▶ [Exercise] Which lines hold the word "xlabel"? Copy each one.
%%
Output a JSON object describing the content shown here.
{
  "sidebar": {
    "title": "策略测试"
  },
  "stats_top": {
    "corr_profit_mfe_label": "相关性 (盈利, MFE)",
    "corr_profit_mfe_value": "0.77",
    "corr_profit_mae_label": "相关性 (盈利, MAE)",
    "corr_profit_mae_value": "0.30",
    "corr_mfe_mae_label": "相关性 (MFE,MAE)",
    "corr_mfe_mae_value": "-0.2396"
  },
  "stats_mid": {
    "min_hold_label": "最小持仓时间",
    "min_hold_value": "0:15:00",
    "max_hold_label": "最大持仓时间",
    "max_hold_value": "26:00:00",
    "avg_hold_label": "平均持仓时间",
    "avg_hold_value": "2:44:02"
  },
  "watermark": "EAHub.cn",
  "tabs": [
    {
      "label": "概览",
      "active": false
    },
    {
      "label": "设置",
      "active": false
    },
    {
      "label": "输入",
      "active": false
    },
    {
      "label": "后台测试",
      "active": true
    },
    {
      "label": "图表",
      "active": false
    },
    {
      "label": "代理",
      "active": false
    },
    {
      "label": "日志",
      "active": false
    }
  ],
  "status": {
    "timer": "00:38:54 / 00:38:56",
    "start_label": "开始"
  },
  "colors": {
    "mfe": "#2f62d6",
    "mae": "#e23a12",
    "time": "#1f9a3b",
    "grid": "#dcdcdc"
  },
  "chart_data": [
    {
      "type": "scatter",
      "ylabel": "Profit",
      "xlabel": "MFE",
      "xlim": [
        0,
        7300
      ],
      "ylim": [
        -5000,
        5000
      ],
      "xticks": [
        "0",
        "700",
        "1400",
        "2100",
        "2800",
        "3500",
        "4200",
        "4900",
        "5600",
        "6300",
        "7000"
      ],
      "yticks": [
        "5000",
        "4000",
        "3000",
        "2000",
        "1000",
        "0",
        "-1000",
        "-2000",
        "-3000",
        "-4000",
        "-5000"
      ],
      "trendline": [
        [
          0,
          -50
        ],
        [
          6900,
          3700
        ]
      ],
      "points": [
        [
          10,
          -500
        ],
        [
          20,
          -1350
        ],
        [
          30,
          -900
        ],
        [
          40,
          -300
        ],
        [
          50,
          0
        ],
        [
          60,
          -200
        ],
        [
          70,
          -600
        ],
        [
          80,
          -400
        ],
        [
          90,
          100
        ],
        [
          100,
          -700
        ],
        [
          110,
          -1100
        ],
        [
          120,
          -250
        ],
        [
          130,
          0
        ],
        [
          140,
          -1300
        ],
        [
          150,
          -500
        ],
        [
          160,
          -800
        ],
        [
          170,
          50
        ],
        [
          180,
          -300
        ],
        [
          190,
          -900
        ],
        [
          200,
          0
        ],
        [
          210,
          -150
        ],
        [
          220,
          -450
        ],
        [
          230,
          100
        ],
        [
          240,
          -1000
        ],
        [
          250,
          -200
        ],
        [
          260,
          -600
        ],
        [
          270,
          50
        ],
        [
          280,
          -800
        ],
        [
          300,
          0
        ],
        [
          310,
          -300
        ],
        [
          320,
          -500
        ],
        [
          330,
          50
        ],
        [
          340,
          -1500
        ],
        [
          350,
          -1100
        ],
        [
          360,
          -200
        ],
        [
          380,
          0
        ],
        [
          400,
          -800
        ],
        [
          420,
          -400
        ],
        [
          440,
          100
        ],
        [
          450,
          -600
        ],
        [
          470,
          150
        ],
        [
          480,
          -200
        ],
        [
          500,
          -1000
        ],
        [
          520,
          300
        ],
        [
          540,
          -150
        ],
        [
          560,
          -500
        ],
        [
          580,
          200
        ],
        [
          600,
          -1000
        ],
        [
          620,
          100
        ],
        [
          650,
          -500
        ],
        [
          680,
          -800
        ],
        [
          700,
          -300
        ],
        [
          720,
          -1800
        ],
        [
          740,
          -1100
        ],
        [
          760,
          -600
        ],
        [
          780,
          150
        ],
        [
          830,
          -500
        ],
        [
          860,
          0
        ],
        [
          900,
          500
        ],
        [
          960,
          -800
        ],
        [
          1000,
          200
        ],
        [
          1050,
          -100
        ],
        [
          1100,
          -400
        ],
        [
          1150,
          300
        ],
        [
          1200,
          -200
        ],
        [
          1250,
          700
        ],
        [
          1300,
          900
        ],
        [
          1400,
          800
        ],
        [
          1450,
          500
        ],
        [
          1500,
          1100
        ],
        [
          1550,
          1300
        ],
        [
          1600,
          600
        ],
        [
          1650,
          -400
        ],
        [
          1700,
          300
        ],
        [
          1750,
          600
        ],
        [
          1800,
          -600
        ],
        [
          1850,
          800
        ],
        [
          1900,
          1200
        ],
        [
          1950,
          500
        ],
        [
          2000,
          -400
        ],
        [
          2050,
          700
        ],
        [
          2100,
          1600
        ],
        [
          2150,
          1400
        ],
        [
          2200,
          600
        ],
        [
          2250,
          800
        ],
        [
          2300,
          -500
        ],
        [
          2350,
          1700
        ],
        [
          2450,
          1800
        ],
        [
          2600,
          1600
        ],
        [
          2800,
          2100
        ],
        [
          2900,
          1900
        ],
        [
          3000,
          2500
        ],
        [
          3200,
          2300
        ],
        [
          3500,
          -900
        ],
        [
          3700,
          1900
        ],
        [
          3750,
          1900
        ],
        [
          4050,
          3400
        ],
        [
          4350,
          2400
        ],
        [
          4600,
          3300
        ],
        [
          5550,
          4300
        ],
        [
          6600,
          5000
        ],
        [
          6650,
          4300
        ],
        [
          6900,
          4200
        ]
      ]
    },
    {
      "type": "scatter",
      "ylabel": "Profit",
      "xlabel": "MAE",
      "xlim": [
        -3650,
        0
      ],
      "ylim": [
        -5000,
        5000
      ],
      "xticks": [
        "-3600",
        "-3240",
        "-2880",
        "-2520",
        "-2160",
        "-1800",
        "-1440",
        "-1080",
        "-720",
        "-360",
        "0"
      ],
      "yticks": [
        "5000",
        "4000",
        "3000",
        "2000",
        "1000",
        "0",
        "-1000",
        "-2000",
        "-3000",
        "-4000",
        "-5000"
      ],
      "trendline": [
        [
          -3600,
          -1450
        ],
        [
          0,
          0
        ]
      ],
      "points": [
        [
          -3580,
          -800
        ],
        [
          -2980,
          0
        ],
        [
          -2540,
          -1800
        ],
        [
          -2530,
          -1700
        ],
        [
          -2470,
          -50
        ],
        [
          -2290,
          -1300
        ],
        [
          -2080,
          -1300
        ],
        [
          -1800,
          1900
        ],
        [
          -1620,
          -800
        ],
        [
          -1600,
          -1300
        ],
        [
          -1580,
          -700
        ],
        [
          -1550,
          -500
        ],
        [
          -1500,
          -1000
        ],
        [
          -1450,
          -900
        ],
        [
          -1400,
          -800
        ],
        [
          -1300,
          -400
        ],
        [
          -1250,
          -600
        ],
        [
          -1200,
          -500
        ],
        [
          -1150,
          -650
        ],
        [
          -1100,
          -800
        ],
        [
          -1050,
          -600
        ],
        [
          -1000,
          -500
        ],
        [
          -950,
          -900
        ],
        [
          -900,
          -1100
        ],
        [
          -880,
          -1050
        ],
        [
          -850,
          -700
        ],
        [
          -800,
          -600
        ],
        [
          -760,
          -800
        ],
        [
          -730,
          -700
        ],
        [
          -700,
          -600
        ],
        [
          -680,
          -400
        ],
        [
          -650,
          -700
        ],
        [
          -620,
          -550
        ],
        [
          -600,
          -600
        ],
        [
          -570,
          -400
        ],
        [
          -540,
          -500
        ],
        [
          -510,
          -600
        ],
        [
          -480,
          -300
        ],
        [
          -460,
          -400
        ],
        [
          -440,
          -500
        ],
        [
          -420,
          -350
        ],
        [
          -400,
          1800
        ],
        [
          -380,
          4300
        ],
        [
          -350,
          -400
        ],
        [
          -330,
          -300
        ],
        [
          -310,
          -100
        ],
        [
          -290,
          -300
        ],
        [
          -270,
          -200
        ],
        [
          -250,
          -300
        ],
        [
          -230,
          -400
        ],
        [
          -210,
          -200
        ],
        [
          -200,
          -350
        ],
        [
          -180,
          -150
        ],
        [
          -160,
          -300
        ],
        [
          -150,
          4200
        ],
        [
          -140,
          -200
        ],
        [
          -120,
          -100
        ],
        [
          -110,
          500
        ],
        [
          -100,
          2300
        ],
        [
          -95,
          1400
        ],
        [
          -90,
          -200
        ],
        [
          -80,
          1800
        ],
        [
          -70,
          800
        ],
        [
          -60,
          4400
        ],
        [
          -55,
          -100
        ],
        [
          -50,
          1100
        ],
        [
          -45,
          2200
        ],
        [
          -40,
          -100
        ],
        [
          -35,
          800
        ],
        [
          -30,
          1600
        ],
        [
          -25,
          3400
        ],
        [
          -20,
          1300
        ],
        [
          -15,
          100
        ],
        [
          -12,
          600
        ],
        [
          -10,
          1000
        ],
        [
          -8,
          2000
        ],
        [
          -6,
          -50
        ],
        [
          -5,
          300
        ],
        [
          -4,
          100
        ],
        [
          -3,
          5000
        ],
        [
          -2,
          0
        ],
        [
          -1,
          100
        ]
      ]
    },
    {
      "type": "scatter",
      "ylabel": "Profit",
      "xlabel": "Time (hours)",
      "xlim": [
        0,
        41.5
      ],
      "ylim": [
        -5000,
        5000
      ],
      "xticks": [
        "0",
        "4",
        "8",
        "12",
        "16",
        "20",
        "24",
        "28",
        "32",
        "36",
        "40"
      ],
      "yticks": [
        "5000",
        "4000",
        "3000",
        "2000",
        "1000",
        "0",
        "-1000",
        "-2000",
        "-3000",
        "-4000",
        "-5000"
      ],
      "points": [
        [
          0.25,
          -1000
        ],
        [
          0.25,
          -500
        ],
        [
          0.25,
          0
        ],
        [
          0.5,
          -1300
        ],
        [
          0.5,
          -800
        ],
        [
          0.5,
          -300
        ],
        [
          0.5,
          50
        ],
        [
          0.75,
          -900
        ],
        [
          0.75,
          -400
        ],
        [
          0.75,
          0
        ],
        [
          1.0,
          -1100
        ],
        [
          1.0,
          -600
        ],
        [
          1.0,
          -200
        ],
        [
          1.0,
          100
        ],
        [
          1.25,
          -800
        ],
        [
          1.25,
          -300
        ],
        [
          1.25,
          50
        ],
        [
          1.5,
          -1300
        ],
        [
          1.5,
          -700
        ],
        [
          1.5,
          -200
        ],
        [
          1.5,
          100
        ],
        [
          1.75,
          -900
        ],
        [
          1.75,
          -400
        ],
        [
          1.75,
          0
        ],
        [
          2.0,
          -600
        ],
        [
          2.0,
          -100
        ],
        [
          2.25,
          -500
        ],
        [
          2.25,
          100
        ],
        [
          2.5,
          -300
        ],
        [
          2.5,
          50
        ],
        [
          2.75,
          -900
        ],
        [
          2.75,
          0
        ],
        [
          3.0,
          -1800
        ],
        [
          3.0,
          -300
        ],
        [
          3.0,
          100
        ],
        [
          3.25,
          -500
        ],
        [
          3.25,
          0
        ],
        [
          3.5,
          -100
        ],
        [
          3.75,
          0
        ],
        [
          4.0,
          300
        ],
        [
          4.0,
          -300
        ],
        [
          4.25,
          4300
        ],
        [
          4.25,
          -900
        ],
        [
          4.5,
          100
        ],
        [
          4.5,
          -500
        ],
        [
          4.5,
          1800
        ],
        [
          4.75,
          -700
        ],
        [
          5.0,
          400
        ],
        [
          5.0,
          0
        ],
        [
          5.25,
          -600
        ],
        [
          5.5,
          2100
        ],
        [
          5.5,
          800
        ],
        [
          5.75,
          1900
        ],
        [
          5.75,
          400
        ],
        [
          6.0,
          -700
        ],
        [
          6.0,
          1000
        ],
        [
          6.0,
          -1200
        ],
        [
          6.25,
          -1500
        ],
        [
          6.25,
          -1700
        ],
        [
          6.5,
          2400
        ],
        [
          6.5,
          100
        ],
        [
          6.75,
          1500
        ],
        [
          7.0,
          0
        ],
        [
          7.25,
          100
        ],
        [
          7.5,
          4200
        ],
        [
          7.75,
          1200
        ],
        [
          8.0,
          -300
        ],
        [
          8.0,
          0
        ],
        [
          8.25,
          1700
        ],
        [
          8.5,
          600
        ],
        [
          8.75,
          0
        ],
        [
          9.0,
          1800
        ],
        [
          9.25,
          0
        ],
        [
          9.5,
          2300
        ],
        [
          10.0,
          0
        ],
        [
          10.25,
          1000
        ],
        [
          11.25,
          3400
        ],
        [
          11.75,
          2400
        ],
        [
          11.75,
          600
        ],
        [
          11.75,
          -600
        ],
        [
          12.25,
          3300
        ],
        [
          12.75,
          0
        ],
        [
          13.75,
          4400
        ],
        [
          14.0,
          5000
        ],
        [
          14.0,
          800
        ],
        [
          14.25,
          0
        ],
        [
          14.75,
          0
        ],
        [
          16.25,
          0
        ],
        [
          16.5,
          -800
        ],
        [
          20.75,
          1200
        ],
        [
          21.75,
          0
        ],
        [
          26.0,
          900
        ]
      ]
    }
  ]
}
%%
▶ [Answer to this task]
      "xlabel": "MFE",
      "xlabel": "MAE",
      "xlabel": "Time (hours)",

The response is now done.